# Aim of the exercise:
Read through the entries below and return each line with the word "Einhandsegler".

═════ Information supplied

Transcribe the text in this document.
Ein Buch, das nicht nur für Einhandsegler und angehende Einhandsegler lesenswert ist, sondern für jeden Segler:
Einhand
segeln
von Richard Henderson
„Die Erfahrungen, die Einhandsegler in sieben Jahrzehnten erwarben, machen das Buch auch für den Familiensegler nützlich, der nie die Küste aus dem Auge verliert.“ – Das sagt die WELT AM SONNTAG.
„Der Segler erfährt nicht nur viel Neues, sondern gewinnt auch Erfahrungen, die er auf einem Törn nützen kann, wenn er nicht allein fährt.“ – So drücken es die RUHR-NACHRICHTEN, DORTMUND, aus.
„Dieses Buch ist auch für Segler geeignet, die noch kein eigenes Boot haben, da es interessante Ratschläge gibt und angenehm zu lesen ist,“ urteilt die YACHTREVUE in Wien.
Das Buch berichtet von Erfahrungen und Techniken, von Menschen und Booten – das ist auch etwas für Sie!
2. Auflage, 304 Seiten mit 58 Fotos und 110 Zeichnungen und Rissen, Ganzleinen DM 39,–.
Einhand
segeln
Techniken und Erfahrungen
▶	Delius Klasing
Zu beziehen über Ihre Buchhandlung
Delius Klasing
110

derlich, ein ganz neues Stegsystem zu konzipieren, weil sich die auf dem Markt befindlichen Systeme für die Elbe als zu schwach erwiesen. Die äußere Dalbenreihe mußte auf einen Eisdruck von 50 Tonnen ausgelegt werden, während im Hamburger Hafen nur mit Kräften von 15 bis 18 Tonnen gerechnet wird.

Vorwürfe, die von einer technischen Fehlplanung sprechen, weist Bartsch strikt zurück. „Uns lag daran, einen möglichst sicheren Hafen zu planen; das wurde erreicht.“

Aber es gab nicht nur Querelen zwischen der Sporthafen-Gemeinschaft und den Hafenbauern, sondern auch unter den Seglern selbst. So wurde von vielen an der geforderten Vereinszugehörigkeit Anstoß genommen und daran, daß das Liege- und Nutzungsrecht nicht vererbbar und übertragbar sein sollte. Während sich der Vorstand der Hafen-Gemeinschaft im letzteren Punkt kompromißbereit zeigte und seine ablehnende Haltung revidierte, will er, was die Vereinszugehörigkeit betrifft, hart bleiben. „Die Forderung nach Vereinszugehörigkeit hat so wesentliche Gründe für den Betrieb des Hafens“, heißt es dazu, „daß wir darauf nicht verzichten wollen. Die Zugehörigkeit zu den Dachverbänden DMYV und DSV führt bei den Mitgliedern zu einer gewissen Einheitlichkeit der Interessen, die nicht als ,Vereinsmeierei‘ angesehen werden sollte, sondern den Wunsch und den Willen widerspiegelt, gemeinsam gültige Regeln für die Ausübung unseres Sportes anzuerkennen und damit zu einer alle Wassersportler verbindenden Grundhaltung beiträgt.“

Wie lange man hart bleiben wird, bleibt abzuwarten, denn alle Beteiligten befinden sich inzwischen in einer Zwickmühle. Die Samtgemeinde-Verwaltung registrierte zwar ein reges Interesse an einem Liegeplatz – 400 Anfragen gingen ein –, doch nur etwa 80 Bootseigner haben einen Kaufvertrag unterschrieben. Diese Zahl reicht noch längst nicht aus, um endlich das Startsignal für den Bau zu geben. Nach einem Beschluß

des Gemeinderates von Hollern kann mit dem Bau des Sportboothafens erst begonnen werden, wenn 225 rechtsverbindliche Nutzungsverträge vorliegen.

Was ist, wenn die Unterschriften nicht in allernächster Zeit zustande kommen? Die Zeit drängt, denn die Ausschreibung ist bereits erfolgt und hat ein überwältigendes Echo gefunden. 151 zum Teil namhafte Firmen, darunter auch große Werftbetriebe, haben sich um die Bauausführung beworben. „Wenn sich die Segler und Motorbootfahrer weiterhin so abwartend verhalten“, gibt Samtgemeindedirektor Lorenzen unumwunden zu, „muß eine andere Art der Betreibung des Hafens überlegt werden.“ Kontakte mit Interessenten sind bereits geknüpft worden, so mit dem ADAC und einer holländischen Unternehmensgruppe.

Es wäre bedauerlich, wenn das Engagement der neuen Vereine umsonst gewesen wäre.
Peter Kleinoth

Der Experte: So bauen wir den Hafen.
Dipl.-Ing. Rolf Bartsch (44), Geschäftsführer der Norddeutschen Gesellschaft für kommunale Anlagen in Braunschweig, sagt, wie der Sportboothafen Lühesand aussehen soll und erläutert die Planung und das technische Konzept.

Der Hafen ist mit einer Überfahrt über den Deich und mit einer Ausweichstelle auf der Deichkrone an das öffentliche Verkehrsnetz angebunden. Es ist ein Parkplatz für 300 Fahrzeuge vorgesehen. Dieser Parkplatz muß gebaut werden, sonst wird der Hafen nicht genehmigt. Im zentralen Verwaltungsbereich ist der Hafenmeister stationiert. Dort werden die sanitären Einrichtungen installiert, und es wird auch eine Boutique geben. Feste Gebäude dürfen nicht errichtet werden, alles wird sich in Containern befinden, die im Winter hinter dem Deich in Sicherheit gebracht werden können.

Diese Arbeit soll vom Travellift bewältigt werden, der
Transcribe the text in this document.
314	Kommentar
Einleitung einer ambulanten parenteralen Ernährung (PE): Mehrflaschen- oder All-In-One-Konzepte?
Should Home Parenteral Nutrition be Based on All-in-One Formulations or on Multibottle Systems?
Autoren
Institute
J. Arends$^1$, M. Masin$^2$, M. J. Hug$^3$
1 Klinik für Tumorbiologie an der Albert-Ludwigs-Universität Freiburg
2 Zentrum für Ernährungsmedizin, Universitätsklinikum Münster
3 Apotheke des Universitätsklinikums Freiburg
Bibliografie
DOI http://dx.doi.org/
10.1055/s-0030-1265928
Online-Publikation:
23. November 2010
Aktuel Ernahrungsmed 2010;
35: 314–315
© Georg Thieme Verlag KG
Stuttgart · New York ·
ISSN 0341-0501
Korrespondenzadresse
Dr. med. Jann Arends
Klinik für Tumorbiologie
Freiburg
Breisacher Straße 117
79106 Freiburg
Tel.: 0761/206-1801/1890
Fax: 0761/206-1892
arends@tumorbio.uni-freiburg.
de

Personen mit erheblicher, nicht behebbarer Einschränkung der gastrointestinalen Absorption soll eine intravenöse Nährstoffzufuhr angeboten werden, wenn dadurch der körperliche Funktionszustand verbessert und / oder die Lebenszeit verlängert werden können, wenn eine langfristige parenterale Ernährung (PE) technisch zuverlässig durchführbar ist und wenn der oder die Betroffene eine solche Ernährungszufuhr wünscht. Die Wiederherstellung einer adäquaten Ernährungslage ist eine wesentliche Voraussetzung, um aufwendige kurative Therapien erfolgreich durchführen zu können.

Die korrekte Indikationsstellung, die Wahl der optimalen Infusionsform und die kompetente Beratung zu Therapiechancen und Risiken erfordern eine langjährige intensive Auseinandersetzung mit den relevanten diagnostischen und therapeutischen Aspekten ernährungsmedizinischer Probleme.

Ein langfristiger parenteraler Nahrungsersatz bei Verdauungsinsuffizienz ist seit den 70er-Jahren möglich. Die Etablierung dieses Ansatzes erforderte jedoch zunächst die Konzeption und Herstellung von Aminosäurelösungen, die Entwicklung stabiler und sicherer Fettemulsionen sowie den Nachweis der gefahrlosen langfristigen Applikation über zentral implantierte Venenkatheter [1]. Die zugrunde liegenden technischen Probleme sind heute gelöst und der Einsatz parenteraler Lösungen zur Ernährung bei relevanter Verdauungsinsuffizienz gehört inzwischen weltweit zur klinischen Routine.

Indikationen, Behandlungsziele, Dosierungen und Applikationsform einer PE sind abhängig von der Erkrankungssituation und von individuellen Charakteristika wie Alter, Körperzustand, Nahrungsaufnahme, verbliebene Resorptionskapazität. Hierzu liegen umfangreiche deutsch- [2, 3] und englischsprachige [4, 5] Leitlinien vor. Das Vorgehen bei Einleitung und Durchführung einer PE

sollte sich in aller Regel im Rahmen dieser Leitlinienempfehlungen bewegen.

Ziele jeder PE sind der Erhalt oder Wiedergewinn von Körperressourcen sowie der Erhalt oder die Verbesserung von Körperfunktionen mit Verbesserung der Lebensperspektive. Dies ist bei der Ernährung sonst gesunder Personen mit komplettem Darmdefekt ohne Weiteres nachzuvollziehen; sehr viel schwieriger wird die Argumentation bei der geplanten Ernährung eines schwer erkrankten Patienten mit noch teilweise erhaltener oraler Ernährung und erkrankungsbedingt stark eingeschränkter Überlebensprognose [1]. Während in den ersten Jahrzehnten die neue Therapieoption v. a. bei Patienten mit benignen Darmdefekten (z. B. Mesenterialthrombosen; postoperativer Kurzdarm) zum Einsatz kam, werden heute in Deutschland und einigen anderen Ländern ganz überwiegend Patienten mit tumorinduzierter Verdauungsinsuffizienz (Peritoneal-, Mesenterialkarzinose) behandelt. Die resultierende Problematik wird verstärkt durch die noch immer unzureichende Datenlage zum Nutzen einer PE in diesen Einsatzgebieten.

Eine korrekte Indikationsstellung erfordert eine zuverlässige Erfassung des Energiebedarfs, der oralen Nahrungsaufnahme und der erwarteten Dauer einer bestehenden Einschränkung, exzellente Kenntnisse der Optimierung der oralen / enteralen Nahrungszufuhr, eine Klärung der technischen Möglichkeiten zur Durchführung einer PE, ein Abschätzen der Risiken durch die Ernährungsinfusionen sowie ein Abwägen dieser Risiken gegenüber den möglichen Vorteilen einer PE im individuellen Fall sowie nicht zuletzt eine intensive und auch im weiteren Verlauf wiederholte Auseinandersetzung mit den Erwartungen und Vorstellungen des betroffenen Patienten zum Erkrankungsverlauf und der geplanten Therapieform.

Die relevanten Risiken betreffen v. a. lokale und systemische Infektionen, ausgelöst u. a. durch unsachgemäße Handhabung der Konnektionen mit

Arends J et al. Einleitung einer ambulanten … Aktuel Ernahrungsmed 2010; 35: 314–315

══════════

# Result below:
Ein Buch, das nicht nur für Einhandsegler und angehende Einhandsegler lesenswert ist, sondern für jeden Segler:
„Die Erfahrungen, die Einhandsegler in sieben Jahrzehnten erwarben, machen das Buch auch für den Familiensegler nützlich, der nie die Küste aus dem Auge verliert.“ – Das sagt die WELT AM SONNTAG.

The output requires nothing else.